TASK STATEMENT:
Find every line in the records below that holds the word "其他行业", and copy it out.

Collected data entries:
════

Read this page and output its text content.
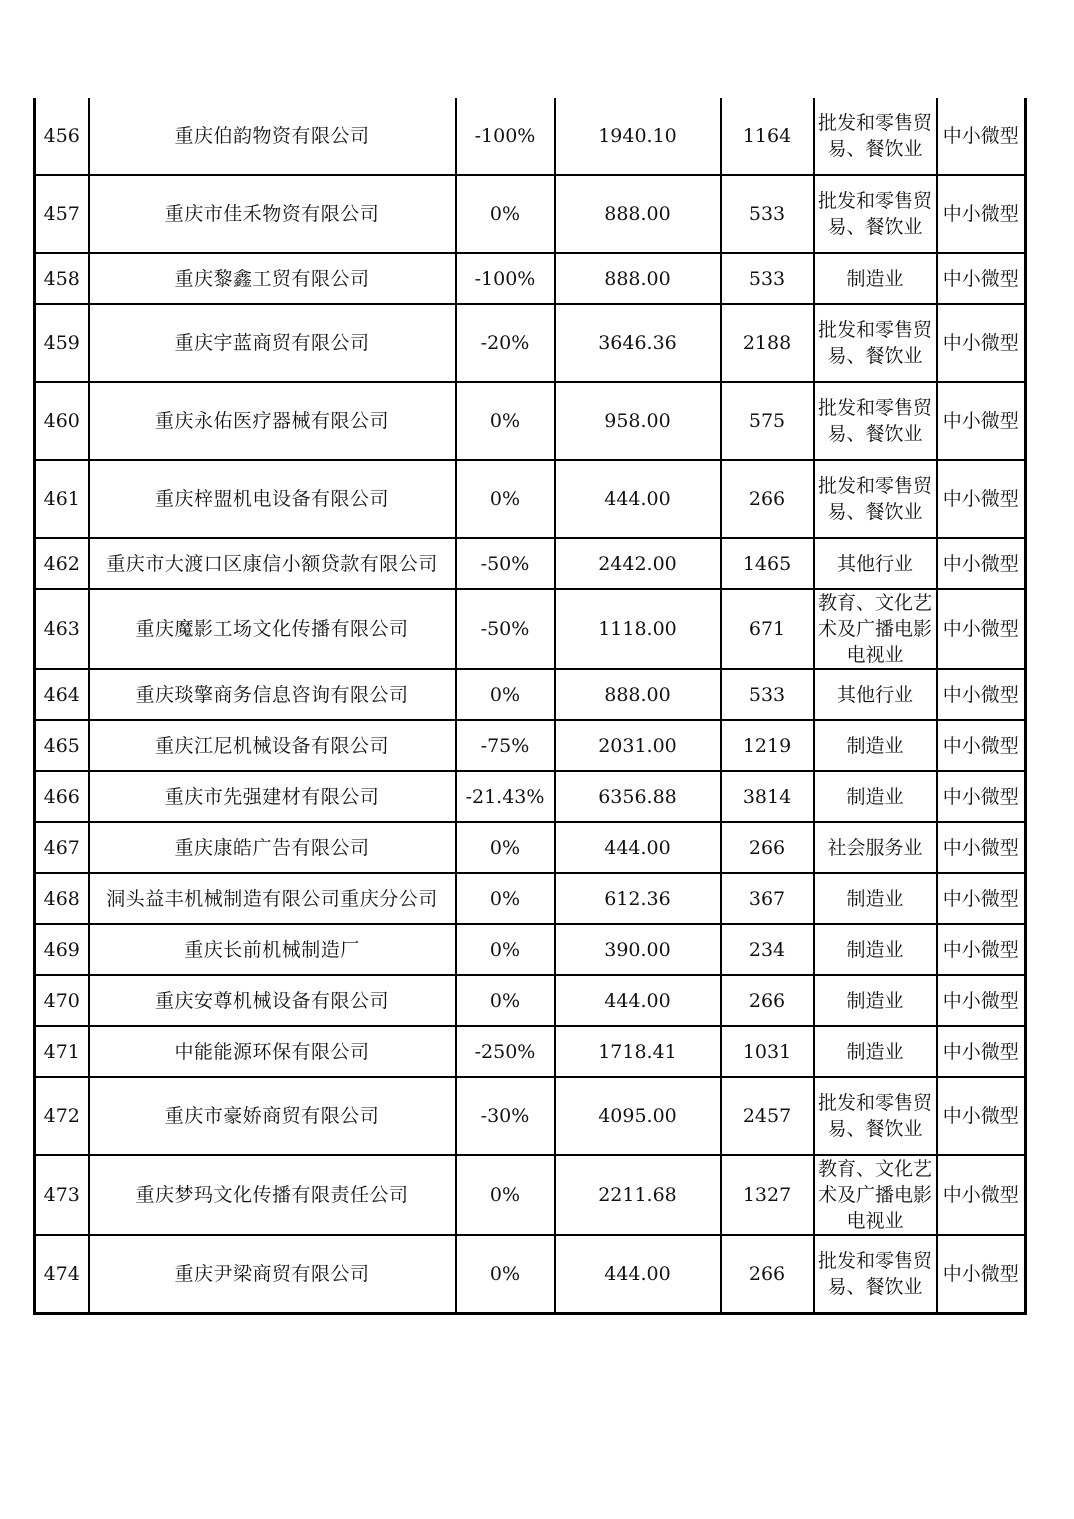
456	重庆伯韵物资有限公司	-100%	1940.10	1164	批发和零售贸易、餐饮业	中小微型
457	重庆市佳禾物资有限公司	0%	888.00	533	批发和零售贸易、餐饮业	中小微型
458	重庆黎鑫工贸有限公司	-100%	888.00	533	制造业	中小微型
459	重庆宇蓝商贸有限公司	-20%	3646.36	2188	批发和零售贸易、餐饮业	中小微型
460	重庆永佑医疗器械有限公司	0%	958.00	575	批发和零售贸易、餐饮业	中小微型
461	重庆梓盟机电设备有限公司	0%	444.00	266	批发和零售贸易、餐饮业	中小微型
462	重庆市大渡口区康信小额贷款有限公司	-50%	2442.00	1465	其他行业	中小微型
463	重庆魔影工场文化传播有限公司	-50%	1118.00	671	教育、文化艺术及广播电影电视业	中小微型
464	重庆琰擎商务信息咨询有限公司	0%	888.00	533	其他行业	中小微型
465	重庆江尼机械设备有限公司	-75%	2031.00	1219	制造业	中小微型
466	重庆市先强建材有限公司	-21.43%	6356.88	3814	制造业	中小微型
467	重庆康皓广告有限公司	0%	444.00	266	社会服务业	中小微型
468	洞头益丰机械制造有限公司重庆分公司	0%	612.36	367	制造业	中小微型
469	重庆长前机械制造厂	0%	390.00	234	制造业	中小微型
470	重庆安尊机械设备有限公司	0%	444.00	266	制造业	中小微型
471	中能能源环保有限公司	-250%	1718.41	1031	制造业	中小微型
472	重庆市豪娇商贸有限公司	-30%	4095.00	2457	批发和零售贸易、餐饮业	中小微型
473	重庆梦玛文化传播有限责任公司	0%	2211.68	1327	教育、文化艺术及广播电影电视业	中小微型
474	重庆尹梁商贸有限公司	0%	444.00	266	批发和零售贸易、餐饮业	中小微型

════

EXERCISE RESULT:
462	重庆市大渡口区康信小额贷款有限公司	-50%	2442.00	1465	其他行业	中小微型
464	重庆琰擎商务信息咨询有限公司	0%	888.00	533	其他行业	中小微型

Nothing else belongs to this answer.